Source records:
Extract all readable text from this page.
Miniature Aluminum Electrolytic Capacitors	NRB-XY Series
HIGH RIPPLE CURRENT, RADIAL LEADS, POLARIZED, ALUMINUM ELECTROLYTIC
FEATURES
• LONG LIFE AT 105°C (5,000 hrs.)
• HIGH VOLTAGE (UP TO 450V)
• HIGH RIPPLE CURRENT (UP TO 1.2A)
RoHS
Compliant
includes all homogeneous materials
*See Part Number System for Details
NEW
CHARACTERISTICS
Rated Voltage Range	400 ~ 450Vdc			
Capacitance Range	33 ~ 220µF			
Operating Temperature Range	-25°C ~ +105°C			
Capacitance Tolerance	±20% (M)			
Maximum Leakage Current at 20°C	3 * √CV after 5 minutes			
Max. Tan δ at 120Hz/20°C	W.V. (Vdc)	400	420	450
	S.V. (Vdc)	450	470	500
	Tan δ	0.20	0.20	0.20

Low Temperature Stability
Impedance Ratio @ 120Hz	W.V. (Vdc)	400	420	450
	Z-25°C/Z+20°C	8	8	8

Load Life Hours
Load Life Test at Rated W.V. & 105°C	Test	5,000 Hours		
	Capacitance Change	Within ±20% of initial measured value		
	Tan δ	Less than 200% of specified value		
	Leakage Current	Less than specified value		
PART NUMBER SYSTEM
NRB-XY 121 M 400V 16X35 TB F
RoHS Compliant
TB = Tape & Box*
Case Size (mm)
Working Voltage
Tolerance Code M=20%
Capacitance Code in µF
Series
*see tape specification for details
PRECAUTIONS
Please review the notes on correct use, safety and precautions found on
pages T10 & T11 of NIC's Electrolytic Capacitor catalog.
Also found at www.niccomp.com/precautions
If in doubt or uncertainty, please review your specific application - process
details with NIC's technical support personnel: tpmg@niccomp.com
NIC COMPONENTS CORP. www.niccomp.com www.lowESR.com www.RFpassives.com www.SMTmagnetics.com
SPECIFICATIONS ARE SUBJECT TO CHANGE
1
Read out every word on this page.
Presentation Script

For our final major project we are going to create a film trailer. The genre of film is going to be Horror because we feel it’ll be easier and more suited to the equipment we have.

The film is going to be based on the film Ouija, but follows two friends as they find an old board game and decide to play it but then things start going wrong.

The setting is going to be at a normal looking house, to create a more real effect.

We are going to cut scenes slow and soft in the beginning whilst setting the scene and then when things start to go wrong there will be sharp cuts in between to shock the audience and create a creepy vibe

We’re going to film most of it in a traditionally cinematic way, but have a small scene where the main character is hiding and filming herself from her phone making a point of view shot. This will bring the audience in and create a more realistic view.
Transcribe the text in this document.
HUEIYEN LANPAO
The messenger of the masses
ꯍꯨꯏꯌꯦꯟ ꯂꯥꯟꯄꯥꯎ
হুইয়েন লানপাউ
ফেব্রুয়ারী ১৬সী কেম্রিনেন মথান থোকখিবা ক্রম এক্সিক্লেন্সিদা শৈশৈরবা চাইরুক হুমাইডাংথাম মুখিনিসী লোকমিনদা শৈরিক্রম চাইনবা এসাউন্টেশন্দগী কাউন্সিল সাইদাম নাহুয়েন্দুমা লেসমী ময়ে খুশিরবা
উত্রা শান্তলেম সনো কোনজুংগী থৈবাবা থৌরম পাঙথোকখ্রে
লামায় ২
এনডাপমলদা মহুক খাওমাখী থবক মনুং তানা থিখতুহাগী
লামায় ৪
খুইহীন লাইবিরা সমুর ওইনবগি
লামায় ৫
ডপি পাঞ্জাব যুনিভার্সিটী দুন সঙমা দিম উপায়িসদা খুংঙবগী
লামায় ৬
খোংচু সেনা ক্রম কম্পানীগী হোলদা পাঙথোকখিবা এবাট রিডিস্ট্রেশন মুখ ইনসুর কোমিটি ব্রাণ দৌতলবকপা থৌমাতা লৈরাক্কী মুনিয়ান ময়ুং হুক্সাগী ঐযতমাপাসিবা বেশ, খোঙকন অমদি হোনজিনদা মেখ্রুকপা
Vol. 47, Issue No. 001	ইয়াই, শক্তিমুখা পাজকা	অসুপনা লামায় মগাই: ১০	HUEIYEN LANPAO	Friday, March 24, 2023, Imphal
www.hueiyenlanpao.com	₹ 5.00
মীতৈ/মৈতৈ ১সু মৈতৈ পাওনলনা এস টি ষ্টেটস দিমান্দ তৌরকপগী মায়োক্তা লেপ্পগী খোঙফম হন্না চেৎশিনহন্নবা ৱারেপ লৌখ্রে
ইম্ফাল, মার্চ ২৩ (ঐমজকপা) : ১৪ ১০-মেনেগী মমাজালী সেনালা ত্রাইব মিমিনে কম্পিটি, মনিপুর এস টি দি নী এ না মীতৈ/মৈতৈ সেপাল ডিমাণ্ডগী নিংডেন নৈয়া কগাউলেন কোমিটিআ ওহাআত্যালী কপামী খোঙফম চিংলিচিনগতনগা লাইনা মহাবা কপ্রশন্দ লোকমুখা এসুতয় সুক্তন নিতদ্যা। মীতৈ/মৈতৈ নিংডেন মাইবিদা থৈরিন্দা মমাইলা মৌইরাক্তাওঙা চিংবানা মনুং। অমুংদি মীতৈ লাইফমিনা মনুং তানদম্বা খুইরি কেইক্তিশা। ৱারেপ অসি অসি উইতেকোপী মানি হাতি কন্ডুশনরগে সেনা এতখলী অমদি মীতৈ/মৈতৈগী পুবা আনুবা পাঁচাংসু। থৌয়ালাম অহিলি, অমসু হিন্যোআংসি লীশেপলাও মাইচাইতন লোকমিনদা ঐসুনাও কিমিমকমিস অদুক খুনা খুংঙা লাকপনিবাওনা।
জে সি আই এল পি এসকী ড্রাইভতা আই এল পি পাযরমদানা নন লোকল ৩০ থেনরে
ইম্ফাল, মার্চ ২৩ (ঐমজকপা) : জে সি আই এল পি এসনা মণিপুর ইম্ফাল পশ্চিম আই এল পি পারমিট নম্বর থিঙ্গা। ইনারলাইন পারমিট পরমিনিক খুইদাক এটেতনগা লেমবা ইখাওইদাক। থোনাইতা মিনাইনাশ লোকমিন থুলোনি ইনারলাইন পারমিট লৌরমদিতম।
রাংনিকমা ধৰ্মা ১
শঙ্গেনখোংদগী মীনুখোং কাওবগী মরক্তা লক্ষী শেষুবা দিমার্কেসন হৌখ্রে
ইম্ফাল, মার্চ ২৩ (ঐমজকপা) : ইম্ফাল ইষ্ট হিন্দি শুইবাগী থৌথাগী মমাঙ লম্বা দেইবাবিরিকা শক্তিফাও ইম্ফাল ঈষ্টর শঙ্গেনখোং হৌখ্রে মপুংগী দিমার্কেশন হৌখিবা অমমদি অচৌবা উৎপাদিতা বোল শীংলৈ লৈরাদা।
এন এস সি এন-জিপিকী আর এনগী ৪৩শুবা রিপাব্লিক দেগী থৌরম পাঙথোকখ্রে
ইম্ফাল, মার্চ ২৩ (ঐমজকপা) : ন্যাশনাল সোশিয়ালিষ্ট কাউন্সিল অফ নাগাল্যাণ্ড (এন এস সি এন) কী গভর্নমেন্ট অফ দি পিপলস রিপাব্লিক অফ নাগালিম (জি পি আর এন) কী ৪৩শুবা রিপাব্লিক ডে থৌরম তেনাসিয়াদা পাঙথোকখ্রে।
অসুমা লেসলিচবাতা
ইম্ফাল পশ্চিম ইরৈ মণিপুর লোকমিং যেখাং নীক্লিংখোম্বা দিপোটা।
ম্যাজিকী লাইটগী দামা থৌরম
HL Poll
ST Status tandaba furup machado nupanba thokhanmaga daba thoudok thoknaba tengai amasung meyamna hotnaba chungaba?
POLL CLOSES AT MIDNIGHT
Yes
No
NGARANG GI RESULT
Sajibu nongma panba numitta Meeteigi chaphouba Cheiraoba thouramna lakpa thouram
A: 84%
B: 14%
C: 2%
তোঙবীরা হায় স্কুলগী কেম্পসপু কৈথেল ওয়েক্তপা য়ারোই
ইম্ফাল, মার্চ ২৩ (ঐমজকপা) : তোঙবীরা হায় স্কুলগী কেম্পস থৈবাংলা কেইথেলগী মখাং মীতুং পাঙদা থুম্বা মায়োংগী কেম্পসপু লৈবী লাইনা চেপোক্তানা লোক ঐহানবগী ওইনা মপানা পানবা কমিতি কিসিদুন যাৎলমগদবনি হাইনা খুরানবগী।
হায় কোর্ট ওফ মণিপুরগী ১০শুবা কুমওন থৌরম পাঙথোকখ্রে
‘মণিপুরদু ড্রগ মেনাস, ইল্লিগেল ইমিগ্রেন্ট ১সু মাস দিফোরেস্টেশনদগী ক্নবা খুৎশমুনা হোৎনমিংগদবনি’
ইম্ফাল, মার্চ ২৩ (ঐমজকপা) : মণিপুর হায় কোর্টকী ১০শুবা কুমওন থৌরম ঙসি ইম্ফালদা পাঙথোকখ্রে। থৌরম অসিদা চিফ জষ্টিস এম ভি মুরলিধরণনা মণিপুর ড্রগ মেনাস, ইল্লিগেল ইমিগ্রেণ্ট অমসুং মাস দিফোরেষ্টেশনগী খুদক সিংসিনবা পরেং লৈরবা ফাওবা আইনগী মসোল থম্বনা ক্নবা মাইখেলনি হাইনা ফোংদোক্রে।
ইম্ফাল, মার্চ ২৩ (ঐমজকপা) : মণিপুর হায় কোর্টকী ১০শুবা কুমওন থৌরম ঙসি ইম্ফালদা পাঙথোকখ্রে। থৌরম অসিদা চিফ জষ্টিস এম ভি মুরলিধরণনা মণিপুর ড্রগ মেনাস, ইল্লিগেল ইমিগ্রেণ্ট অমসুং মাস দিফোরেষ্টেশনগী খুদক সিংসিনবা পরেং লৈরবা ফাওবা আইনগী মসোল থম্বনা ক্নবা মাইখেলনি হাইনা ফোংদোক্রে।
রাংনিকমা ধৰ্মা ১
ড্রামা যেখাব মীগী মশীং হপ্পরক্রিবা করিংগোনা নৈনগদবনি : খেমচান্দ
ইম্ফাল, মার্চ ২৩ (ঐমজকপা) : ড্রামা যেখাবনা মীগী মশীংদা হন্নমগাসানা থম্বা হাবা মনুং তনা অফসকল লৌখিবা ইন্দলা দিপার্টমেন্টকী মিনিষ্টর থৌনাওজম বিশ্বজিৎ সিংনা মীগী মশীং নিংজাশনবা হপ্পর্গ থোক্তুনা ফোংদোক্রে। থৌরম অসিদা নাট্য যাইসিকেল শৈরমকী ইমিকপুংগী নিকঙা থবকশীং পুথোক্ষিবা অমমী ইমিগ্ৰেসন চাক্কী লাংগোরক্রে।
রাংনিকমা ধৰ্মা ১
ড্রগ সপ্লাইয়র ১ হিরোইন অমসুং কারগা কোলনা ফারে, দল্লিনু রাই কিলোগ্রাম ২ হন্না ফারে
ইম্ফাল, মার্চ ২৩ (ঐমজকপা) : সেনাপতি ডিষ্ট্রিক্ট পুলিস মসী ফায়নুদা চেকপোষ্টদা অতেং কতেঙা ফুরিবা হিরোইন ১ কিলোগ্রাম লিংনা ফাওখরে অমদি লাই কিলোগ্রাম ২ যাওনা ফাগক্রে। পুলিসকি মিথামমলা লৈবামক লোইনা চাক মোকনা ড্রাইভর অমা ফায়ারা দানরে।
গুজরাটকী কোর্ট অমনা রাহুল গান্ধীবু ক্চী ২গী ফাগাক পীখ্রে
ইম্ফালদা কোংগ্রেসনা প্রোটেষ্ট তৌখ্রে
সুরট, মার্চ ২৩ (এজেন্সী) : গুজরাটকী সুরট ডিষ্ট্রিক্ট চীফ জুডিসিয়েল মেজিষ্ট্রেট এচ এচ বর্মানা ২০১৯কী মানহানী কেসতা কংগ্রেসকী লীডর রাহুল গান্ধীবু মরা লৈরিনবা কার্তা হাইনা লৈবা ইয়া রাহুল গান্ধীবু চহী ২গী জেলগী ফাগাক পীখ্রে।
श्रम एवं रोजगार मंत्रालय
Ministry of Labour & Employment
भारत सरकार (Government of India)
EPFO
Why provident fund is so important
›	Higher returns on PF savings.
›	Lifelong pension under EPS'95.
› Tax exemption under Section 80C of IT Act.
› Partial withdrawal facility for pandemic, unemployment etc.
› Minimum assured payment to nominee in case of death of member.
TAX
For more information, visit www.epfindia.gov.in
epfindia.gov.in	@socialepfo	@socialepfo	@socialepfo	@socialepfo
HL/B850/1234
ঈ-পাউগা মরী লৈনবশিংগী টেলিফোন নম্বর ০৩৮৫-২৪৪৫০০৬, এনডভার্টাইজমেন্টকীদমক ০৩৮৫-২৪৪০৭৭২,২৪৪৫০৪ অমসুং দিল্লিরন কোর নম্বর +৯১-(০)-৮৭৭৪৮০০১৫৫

Written instruction: Gather all lines where the word "Tolerance" appears.

Finished exercise:
Capacitance Tolerance	±20% (M)			
Tolerance Code M=20%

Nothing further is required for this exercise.